** Problem statement **
Scan the data beneath this task and copy each line that includes "отчетном".

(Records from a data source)

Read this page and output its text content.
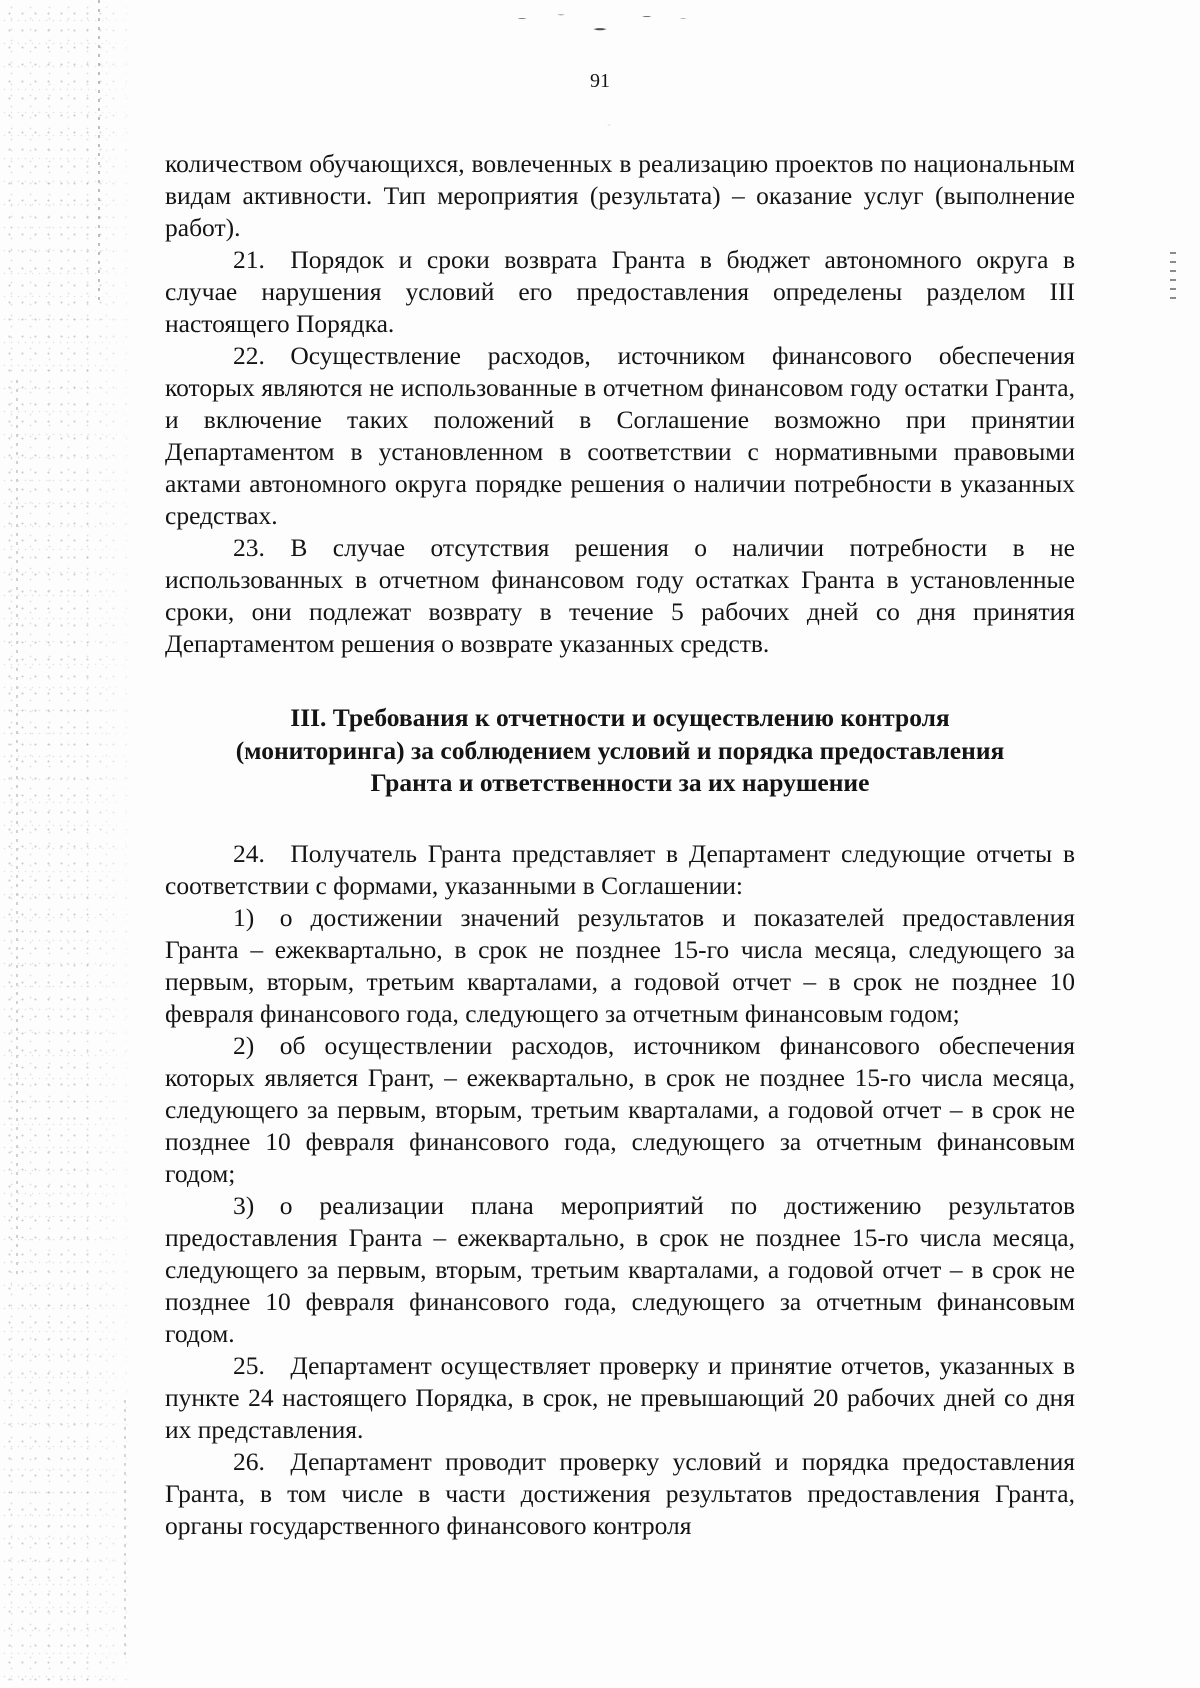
91

количеством обучающихся, вовлеченных в реализацию проектов по национальным видам активности. Тип мероприятия (результата) – оказание услуг (выполнение работ).

21. Порядок и сроки возврата Гранта в бюджет автономного округа в случае нарушения условий его предоставления определены разделом III настоящего Порядка.

22. Осуществление расходов, источником финансового обеспечения которых являются не использованные в отчетном финансовом году остатки Гранта, и включение таких положений в Соглашение возможно при принятии Департаментом в установленном в соответствии с нормативными правовыми актами автономного округа порядке решения о наличии потребности в указанных средствах.

23. В случае отсутствия решения о наличии потребности в не использованных в отчетном финансовом году остатках Гранта в установленные сроки, они подлежат возврату в течение 5 рабочих дней со дня принятия Департаментом решения о возврате указанных средств.

III. Требования к отчетности и осуществлению контроля
(мониторинга) за соблюдением условий и порядка предоставления
Гранта и ответственности за их нарушение

24. Получатель Гранта представляет в Департамент следующие отчеты в соответствии с формами, указанными в Соглашении:

1) о достижении значений результатов и показателей предоставления Гранта – ежеквартально, в срок не позднее 15-го числа месяца, следующего за первым, вторым, третьим кварталами, а годовой отчет – в срок не позднее 10 февраля финансового года, следующего за отчетным финансовым годом;

2) об осуществлении расходов, источником финансового обеспечения которых является Грант, – ежеквартально, в срок не позднее 15-го числа месяца, следующего за первым, вторым, третьим кварталами, а годовой отчет – в срок не позднее 10 февраля финансового года, следующего за отчетным финансовым годом;

3) о реализации плана мероприятий по достижению результатов предоставления Гранта – ежеквартально, в срок не позднее 15-го числа месяца, следующего за первым, вторым, третьим кварталами, а годовой отчет – в срок не позднее 10 февраля финансового года, следующего за отчетным финансовым годом.

25. Департамент осуществляет проверку и принятие отчетов, указанных в пункте 24 настоящего Порядка, в срок, не превышающий 20 рабочих дней со дня их представления.

26. Департамент проводит проверку условий и порядка предоставления Гранта, в том числе в части достижения результатов предоставления Гранта, органы государственного финансового контроля
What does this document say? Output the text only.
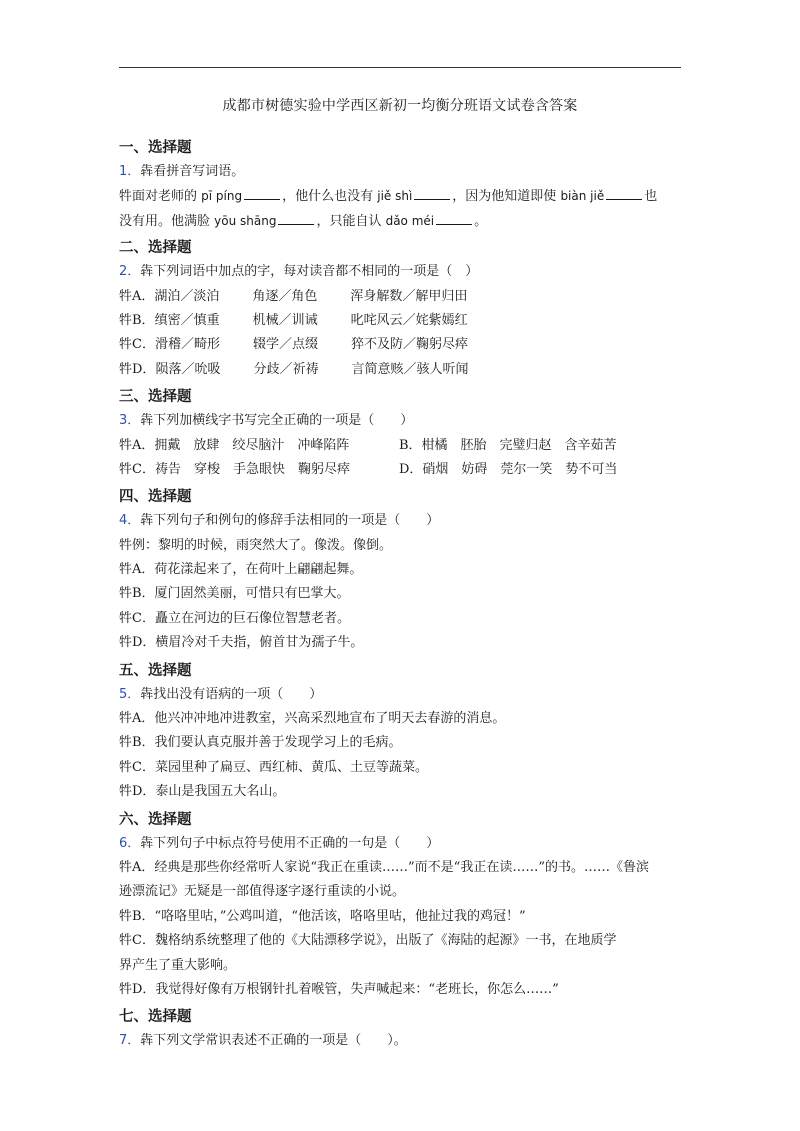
成都市树德实验中学西区新初一均衡分班语文试卷含答案
一、选择题
1．犇看拼音写词语。
牪面对老师的 pī píng	，他什么也没有 jiě shì	，因为他知道即使 biàn jiě	也
没有用。他满脸 yōu shāng	，只能自认 dǎo méi	。
二、选择题
2．犇下列词语中加点的字，每对读音都不相同的一项是（　）
牪A．湖泊／淡泊	角逐／角色	浑身解数／解甲归田
牪B．缜密／慎重	机械／训诫	叱咤风云／姹紫嫣红
牪C．滑稽／畸形	辍学／点缀	猝不及防／鞠躬尽瘁
牪D．陨落／吮吸	分歧／祈祷	言简意赅／骇人听闻
三、选择题
3．犇下列加横线字书写完全正确的一项是（　　）
牪A．拥戴　放肆　绞尽脑汁　冲峰陷阵	B．柑橘　胚胎　完璧归赵　含辛茹苦
牪C．祷告　穿梭　手急眼快　鞠躬尽瘁	D．硝烟　妨碍　莞尔一笑　势不可当
四、选择题
4．犇下列句子和例句的修辞手法相同的一项是（　　）
牪例：黎明的时候，雨突然大了。像泼。像倒。
牪A．荷花漾起来了，在荷叶上翩翩起舞。
牪B．厦门固然美丽，可惜只有巴掌大。
牪C．矗立在河边的巨石像位智慧老者。
牪D．横眉冷对千夫指，俯首甘为孺子牛。
五、选择题
5．犇找出没有语病的一项（　　）
牪A．他兴冲冲地冲进教室，兴高采烈地宣布了明天去春游的消息。
牪B．我们要认真克服并善于发现学习上的毛病。
牪C．菜园里种了扁豆、西红柿、黄瓜、土豆等蔬菜。
牪D．泰山是我国五大名山。
六、选择题
6．犇下列句子中标点符号使用不正确的一句是（　　）
牪A．经典是那些你经常听人家说“我正在重读……”而不是“我正在读……”的书。……《鲁滨
逊漂流记》无疑是一部值得逐字逐行重读的小说。
牪B．“咯咯里咕，”公鸡叫道，“他活该，咯咯里咕，他扯过我的鸡冠！”
牪C．魏格纳系统整理了他的《大陆漂移学说》，出版了《海陆的起源》一书，在地质学
界产生了重大影响。
牪D．我觉得好像有万根钢针扎着喉管，失声喊起来：“老班长，你怎么……”
七、选择题
7．犇下列文学常识表述不正确的一项是（　　）。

** Answer to this problem **
22. Осуществление расходов, источником финансового обеспечения которых являются не использованные в отчетном финансовом году остатки Гранта, и включение таких положений в Соглашение возможно при принятии Департаментом в установленном в соответствии с нормативными правовыми актами автономного округа порядке решения о наличии потребности в указанных средствах.
23. В случае отсутствия решения о наличии потребности в не использованных в отчетном финансовом году остатках Гранта в установленные сроки, они подлежат возврату в течение 5 рабочих дней со дня принятия Департаментом решения о возврате указанных средств.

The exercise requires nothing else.